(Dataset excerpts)
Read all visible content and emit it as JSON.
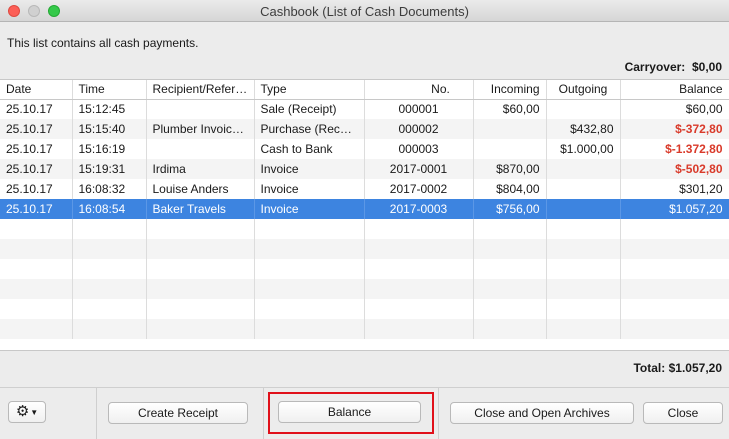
{
  "window": {
    "title": "Cashbook (List of Cash Documents)"
  },
  "intro_text": "This list contains all cash payments.",
  "carryover": {
    "label": "Carryover:",
    "value": "$0,00"
  },
  "table": {
    "columns": [
      "Date",
      "Time",
      "Recipient/Refere...",
      "Type",
      "No.",
      "Incoming",
      "Outgoing",
      "Balance"
    ],
    "rows": [
      {
        "date": "25.10.17",
        "time": "15:12:45",
        "recipient": "",
        "type": "Sale (Receipt)",
        "no": "000001",
        "incoming": "$60,00",
        "outgoing": "",
        "balance": "$60,00",
        "negative": false,
        "selected": false
      },
      {
        "date": "25.10.17",
        "time": "15:15:40",
        "recipient": "Plumber Invoice ...",
        "type": "Purchase (Record...",
        "no": "000002",
        "incoming": "",
        "outgoing": "$432,80",
        "balance": "$-372,80",
        "negative": true,
        "selected": false
      },
      {
        "date": "25.10.17",
        "time": "15:16:19",
        "recipient": "",
        "type": "Cash to Bank",
        "no": "000003",
        "incoming": "",
        "outgoing": "$1.000,00",
        "balance": "$-1.372,80",
        "negative": true,
        "selected": false
      },
      {
        "date": "25.10.17",
        "time": "15:19:31",
        "recipient": "Irdima",
        "type": "Invoice",
        "no": "2017-0001",
        "incoming": "$870,00",
        "outgoing": "",
        "balance": "$-502,80",
        "negative": true,
        "selected": false
      },
      {
        "date": "25.10.17",
        "time": "16:08:32",
        "recipient": "Louise Anders",
        "type": "Invoice",
        "no": "2017-0002",
        "incoming": "$804,00",
        "outgoing": "",
        "balance": "$301,20",
        "negative": false,
        "selected": false
      },
      {
        "date": "25.10.17",
        "time": "16:08:54",
        "recipient": "Baker Travels",
        "type": "Invoice",
        "no": "2017-0003",
        "incoming": "$756,00",
        "outgoing": "",
        "balance": "$1.057,20",
        "negative": false,
        "selected": true
      }
    ]
  },
  "total": {
    "label": "Total:",
    "value": "$1.057,20"
  },
  "buttons": {
    "gear_icon": "gear-icon",
    "create_receipt": "Create Receipt",
    "balance": "Balance",
    "close_archives": "Close and Open Archives",
    "close": "Close"
  },
  "colors": {
    "selection": "#3d84e0",
    "negative": "#d93a2a",
    "highlight": "#e0101a"
  }
}
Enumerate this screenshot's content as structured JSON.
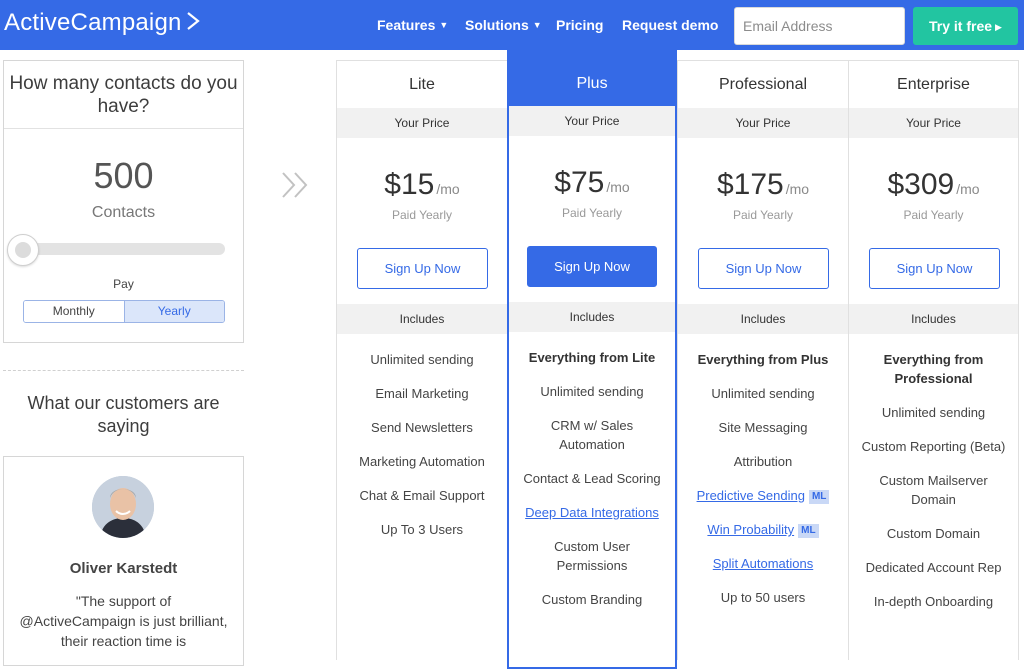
{
  "header": {
    "logo": "ActiveCampaign",
    "nav": [
      {
        "label": "Features",
        "dropdown": true
      },
      {
        "label": "Solutions",
        "dropdown": true
      },
      {
        "label": "Pricing",
        "dropdown": false
      },
      {
        "label": "Request demo",
        "dropdown": false
      }
    ],
    "email_placeholder": "Email Address",
    "cta_label": "Try it free",
    "brand_color": "#356ae6",
    "cta_color": "#22c5a1"
  },
  "contacts": {
    "question": "How many contacts do you have?",
    "count": "500",
    "count_label": "Contacts",
    "slider_position": 0,
    "pay_label": "Pay",
    "billing_options": [
      "Monthly",
      "Yearly"
    ],
    "billing_selected": "Yearly"
  },
  "customers": {
    "title": "What our customers are saying",
    "name": "Oliver Karstedt",
    "quote": "\"The support of @ActiveCampaign is just brilliant, their reaction time is"
  },
  "common": {
    "your_price": "Your Price",
    "per": "/mo",
    "paid": "Paid Yearly",
    "signup": "Sign Up Now",
    "includes": "Includes",
    "ml_badge": "ML"
  },
  "plans": [
    {
      "name": "Lite",
      "price": "$15",
      "features": [
        {
          "text": "Unlimited sending"
        },
        {
          "text": "Email Marketing"
        },
        {
          "text": "Send Newsletters"
        },
        {
          "text": "Marketing Automation"
        },
        {
          "text": "Chat & Email Support"
        },
        {
          "text": "Up To 3 Users"
        }
      ]
    },
    {
      "name": "Plus",
      "price": "$75",
      "features": [
        {
          "text": "Everything from Lite",
          "bold": true
        },
        {
          "text": "Unlimited sending"
        },
        {
          "text": "CRM w/ Sales Automation"
        },
        {
          "text": "Contact & Lead Scoring"
        },
        {
          "text": "Deep Data Integrations",
          "link": true
        },
        {
          "text": "Custom User Permissions"
        },
        {
          "text": "Custom Branding"
        }
      ]
    },
    {
      "name": "Professional",
      "price": "$175",
      "features": [
        {
          "text": "Everything from Plus",
          "bold": true
        },
        {
          "text": "Unlimited sending"
        },
        {
          "text": "Site Messaging"
        },
        {
          "text": "Attribution"
        },
        {
          "text": "Predictive Sending",
          "link": true,
          "ml": true
        },
        {
          "text": "Win Probability",
          "link": true,
          "ml": true
        },
        {
          "text": "Split Automations",
          "link": true
        },
        {
          "text": "Up to 50 users"
        }
      ]
    },
    {
      "name": "Enterprise",
      "price": "$309",
      "features": [
        {
          "text": "Everything from Professional",
          "bold": true
        },
        {
          "text": "Unlimited sending"
        },
        {
          "text": "Custom Reporting (Beta)"
        },
        {
          "text": "Custom Mailserver Domain"
        },
        {
          "text": "Custom Domain"
        },
        {
          "text": "Dedicated Account Rep"
        },
        {
          "text": "In-depth Onboarding"
        }
      ]
    }
  ]
}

*AIM OF THE TASK*.
Repeat each entry above word for word, leaving every picture out.

*EXERCISE RESULT*.
Read all visible content and emit it as JSON.
{
  "window": {
    "title": "Cashbook (List of Cash Documents)"
  },
  "intro_text": "This list contains all cash payments.",
  "carryover": {
    "label": "Carryover:",
    "value": "$0,00"
  },
  "table": {
    "columns": [
      "Date",
      "Time",
      "Recipient/Refere...",
      "Type",
      "No.",
      "Incoming",
      "Outgoing",
      "Balance"
    ],
    "rows": [
      {
        "date": "25.10.17",
        "time": "15:12:45",
        "recipient": "",
        "type": "Sale (Receipt)",
        "no": "000001",
        "incoming": "$60,00",
        "outgoing": "",
        "balance": "$60,00",
        "negative": false,
        "selected": false
      },
      {
        "date": "25.10.17",
        "time": "15:15:40",
        "recipient": "Plumber Invoice ...",
        "type": "Purchase (Record...",
        "no": "000002",
        "incoming": "",
        "outgoing": "$432,80",
        "balance": "$-372,80",
        "negative": true,
        "selected": false
      },
      {
        "date": "25.10.17",
        "time": "15:16:19",
        "recipient": "",
        "type": "Cash to Bank",
        "no": "000003",
        "incoming": "",
        "outgoing": "$1.000,00",
        "balance": "$-1.372,80",
        "negative": true,
        "selected": false
      },
      {
        "date": "25.10.17",
        "time": "15:19:31",
        "recipient": "Irdima",
        "type": "Invoice",
        "no": "2017-0001",
        "incoming": "$870,00",
        "outgoing": "",
        "balance": "$-502,80",
        "negative": true,
        "selected": false
      },
      {
        "date": "25.10.17",
        "time": "16:08:32",
        "recipient": "Louise Anders",
        "type": "Invoice",
        "no": "2017-0002",
        "incoming": "$804,00",
        "outgoing": "",
        "balance": "$301,20",
        "negative": false,
        "selected": false
      },
      {
        "date": "25.10.17",
        "time": "16:08:54",
        "recipient": "Baker Travels",
        "type": "Invoice",
        "no": "2017-0003",
        "incoming": "$756,00",
        "outgoing": "",
        "balance": "$1.057,20",
        "negative": false,
        "selected": true
      }
    ]
  },
  "total": {
    "label": "Total:",
    "value": "$1.057,20"
  },
  "buttons": {
    "gear_icon": "gear-icon",
    "create_receipt": "Create Receipt",
    "balance": "Balance",
    "close_archives": "Close and Open Archives",
    "close": "Close"
  },
  "colors": {
    "selection": "#3d84e0",
    "negative": "#d93a2a",
    "highlight": "#e0101a"
  }
}
Enumerate this screenshot's content as structured JSON.
{
  "header": {
    "logo": "ActiveCampaign",
    "nav": [
      {
        "label": "Features",
        "dropdown": true
      },
      {
        "label": "Solutions",
        "dropdown": true
      },
      {
        "label": "Pricing",
        "dropdown": false
      },
      {
        "label": "Request demo",
        "dropdown": false
      }
    ],
    "email_placeholder": "Email Address",
    "cta_label": "Try it free",
    "brand_color": "#356ae6",
    "cta_color": "#22c5a1"
  },
  "contacts": {
    "question": "How many contacts do you have?",
    "count": "500",
    "count_label": "Contacts",
    "slider_position": 0,
    "pay_label": "Pay",
    "billing_options": [
      "Monthly",
      "Yearly"
    ],
    "billing_selected": "Yearly"
  },
  "customers": {
    "title": "What our customers are saying",
    "name": "Oliver Karstedt",
    "quote": "\"The support of @ActiveCampaign is just brilliant, their reaction time is"
  },
  "common": {
    "your_price": "Your Price",
    "per": "/mo",
    "paid": "Paid Yearly",
    "signup": "Sign Up Now",
    "includes": "Includes",
    "ml_badge": "ML"
  },
  "plans": [
    {
      "name": "Lite",
      "price": "$15",
      "features": [
        {
          "text": "Unlimited sending"
        },
        {
          "text": "Email Marketing"
        },
        {
          "text": "Send Newsletters"
        },
        {
          "text": "Marketing Automation"
        },
        {
          "text": "Chat & Email Support"
        },
        {
          "text": "Up To 3 Users"
        }
      ]
    },
    {
      "name": "Plus",
      "price": "$75",
      "features": [
        {
          "text": "Everything from Lite",
          "bold": true
        },
        {
          "text": "Unlimited sending"
        },
        {
          "text": "CRM w/ Sales Automation"
        },
        {
          "text": "Contact & Lead Scoring"
        },
        {
          "text": "Deep Data Integrations",
          "link": true
        },
        {
          "text": "Custom User Permissions"
        },
        {
          "text": "Custom Branding"
        }
      ]
    },
    {
      "name": "Professional",
      "price": "$175",
      "features": [
        {
          "text": "Everything from Plus",
          "bold": true
        },
        {
          "text": "Unlimited sending"
        },
        {
          "text": "Site Messaging"
        },
        {
          "text": "Attribution"
        },
        {
          "text": "Predictive Sending",
          "link": true,
          "ml": true
        },
        {
          "text": "Win Probability",
          "link": true,
          "ml": true
        },
        {
          "text": "Split Automations",
          "link": true
        },
        {
          "text": "Up to 50 users"
        }
      ]
    },
    {
      "name": "Enterprise",
      "price": "$309",
      "features": [
        {
          "text": "Everything from Professional",
          "bold": true
        },
        {
          "text": "Unlimited sending"
        },
        {
          "text": "Custom Reporting (Beta)"
        },
        {
          "text": "Custom Mailserver Domain"
        },
        {
          "text": "Custom Domain"
        },
        {
          "text": "Dedicated Account Rep"
        },
        {
          "text": "In-depth Onboarding"
        }
      ]
    }
  ]
}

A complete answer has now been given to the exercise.